Input:
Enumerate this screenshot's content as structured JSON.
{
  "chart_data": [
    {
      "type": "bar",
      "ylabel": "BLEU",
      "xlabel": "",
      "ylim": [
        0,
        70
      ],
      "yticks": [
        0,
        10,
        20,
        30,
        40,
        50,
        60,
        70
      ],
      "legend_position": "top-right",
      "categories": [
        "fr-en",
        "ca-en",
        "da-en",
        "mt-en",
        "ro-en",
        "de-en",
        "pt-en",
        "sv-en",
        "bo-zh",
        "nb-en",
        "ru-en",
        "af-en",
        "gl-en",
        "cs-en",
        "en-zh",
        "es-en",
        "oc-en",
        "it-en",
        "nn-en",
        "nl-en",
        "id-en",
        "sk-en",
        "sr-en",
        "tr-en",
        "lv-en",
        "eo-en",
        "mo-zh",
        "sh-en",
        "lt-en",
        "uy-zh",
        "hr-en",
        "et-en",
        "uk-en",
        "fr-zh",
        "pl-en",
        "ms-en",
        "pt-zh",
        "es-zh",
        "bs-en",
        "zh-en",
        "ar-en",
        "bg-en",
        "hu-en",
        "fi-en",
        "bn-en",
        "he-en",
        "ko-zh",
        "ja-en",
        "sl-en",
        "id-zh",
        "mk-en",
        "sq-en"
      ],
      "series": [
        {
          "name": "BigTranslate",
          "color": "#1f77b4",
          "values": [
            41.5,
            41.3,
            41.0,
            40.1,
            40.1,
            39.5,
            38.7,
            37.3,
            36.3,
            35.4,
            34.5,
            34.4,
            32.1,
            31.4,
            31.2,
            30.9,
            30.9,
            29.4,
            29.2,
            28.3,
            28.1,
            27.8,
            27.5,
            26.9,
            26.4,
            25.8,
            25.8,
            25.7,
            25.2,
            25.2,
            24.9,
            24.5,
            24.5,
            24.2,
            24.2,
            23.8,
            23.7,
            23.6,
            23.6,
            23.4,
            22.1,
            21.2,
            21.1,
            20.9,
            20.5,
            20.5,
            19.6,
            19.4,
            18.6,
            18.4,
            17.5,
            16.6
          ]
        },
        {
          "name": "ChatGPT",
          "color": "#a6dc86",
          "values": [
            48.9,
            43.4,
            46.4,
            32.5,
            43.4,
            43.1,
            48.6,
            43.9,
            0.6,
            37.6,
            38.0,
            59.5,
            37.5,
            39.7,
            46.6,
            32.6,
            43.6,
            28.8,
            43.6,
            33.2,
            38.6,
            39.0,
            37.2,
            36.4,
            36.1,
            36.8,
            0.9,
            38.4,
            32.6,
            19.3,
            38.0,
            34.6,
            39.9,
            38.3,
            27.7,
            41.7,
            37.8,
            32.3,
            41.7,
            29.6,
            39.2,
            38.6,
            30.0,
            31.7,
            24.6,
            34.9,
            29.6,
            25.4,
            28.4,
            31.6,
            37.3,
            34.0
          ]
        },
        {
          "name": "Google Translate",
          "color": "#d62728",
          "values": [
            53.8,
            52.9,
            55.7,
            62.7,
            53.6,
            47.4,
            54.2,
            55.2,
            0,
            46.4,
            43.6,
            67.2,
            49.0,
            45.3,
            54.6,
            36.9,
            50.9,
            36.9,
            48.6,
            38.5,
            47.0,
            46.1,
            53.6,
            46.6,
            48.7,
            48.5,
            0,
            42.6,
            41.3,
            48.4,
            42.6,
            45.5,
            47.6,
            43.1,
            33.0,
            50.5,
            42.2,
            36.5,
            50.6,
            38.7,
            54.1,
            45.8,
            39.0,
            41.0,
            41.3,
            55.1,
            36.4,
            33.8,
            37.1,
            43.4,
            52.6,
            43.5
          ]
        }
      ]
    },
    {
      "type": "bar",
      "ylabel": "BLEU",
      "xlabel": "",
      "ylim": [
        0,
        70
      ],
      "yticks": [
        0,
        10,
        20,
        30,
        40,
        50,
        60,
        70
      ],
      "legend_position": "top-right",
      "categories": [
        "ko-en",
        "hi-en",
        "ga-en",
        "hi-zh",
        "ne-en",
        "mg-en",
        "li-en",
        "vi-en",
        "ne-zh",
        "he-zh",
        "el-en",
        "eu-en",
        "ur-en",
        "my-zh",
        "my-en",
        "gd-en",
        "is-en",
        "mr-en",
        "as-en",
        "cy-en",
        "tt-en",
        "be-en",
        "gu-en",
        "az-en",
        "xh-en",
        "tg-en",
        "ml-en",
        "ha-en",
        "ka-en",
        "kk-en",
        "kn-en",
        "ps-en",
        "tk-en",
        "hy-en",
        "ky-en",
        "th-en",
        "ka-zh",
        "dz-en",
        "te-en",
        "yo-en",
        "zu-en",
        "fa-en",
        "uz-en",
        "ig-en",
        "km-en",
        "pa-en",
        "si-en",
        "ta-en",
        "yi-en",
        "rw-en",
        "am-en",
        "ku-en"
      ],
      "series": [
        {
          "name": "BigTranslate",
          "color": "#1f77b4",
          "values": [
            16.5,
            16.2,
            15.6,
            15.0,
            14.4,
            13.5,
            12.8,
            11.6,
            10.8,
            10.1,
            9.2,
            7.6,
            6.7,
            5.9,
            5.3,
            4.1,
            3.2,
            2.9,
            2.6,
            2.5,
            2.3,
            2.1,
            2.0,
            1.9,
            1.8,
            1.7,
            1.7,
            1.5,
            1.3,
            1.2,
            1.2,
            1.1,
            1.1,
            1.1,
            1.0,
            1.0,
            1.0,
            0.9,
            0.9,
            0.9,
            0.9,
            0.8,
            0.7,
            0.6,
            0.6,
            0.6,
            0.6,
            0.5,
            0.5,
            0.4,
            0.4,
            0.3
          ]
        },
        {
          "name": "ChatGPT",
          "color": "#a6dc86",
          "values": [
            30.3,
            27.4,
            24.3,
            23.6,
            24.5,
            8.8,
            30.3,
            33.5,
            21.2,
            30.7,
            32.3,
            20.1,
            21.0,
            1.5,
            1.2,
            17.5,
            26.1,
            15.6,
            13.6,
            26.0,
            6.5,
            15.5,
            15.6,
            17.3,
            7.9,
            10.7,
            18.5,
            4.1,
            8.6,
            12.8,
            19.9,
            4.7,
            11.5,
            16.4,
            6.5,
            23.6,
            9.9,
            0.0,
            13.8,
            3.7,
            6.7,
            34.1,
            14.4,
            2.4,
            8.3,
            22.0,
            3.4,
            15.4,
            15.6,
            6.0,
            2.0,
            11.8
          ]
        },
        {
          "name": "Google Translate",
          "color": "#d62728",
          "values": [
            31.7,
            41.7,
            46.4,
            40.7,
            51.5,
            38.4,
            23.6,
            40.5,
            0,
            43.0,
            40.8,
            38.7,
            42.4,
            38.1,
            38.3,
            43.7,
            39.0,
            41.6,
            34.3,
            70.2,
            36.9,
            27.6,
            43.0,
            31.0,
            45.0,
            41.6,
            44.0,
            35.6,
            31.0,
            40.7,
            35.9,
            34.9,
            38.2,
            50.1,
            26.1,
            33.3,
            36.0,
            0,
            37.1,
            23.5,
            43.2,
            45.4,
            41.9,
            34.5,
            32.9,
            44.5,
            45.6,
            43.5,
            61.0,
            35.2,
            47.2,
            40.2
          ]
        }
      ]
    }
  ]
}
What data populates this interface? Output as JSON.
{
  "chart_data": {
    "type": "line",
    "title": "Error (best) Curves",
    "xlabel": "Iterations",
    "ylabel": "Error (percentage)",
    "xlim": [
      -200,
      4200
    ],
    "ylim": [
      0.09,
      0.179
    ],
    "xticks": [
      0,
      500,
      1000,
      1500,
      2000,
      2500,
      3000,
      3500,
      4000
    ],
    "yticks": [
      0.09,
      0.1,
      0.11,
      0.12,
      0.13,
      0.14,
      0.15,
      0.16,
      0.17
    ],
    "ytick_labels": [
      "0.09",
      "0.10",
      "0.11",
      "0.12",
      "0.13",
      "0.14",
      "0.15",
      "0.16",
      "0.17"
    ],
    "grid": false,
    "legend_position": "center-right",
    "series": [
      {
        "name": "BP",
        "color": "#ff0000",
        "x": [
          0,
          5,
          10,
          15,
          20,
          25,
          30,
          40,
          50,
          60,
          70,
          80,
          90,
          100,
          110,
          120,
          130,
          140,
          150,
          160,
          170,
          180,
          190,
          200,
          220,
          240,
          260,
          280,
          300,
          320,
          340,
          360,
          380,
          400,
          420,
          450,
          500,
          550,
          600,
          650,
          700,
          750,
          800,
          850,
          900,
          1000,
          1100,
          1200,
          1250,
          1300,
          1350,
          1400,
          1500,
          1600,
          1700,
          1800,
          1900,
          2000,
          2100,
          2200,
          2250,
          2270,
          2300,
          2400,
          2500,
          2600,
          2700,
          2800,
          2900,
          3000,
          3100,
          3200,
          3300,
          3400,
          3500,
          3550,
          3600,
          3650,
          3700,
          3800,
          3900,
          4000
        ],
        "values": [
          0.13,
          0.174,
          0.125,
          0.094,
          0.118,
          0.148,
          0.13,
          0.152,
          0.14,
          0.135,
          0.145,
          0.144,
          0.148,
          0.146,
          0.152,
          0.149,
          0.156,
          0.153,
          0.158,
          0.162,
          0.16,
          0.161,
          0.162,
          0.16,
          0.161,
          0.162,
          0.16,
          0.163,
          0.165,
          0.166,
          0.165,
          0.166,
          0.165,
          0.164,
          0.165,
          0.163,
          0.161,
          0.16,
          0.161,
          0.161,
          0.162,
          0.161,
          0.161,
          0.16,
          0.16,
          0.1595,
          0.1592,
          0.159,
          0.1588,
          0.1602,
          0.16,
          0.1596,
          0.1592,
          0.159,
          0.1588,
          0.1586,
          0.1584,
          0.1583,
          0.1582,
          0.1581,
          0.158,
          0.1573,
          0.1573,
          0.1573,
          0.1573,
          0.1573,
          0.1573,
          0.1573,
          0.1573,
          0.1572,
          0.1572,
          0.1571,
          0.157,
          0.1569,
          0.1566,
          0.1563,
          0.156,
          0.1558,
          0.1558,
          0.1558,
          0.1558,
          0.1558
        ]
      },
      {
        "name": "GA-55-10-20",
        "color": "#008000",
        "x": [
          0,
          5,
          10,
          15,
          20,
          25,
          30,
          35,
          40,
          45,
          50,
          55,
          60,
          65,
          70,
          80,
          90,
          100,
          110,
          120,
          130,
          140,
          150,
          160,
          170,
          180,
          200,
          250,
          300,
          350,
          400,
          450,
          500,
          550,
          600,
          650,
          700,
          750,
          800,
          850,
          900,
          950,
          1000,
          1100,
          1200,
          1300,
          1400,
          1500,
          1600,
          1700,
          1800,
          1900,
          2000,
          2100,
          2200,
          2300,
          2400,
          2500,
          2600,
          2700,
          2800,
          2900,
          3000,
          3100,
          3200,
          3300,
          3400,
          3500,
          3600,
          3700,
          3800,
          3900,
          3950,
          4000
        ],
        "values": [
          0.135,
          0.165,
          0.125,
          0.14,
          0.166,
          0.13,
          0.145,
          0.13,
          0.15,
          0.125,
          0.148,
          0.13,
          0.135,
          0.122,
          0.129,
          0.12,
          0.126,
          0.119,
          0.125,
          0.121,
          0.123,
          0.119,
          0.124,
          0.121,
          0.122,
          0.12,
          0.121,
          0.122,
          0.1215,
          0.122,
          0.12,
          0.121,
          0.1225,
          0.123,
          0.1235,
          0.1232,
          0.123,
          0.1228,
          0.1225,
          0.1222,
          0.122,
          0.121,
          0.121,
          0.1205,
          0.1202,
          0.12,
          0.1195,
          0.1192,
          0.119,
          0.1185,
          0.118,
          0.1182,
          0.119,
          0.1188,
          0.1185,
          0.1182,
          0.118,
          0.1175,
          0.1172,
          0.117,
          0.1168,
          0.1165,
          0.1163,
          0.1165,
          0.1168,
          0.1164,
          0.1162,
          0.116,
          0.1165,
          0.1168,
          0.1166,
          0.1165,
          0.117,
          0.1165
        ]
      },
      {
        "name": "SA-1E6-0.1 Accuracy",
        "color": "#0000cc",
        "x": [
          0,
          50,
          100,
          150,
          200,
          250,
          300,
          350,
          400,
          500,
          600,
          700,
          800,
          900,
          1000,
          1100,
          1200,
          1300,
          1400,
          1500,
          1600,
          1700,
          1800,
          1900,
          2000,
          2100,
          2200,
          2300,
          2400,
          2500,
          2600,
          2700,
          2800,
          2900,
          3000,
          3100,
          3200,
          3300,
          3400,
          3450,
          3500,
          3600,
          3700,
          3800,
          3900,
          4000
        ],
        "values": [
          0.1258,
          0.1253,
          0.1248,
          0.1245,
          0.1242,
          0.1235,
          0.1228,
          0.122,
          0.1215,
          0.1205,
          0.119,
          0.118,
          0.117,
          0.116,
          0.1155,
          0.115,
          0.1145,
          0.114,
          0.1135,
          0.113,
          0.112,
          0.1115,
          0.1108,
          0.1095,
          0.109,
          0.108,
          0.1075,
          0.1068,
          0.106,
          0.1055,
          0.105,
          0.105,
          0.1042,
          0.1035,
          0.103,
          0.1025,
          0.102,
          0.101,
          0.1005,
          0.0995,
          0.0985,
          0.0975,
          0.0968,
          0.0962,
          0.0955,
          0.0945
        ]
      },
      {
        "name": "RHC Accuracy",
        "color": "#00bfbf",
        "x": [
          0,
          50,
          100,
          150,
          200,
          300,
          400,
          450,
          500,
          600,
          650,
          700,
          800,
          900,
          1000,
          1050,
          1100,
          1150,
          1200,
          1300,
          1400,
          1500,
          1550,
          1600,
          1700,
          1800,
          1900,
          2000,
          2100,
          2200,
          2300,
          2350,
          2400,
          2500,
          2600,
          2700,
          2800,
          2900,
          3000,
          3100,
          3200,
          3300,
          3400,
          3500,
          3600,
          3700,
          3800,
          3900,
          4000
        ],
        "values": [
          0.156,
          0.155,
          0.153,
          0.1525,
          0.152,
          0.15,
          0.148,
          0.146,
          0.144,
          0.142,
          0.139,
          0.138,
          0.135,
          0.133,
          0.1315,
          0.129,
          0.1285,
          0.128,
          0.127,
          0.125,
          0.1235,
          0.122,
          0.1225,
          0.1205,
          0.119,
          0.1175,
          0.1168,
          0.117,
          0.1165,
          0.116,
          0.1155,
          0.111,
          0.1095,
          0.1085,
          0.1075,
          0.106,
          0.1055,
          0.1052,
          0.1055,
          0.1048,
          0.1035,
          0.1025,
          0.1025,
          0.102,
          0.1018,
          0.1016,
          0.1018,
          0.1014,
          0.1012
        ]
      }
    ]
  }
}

Your objective:
Gather up every line in the data above that contains the word "Error", copying each one.

Finished task:
    "title": "Error (best) Curves",
    "ylabel": "Error (percentage)",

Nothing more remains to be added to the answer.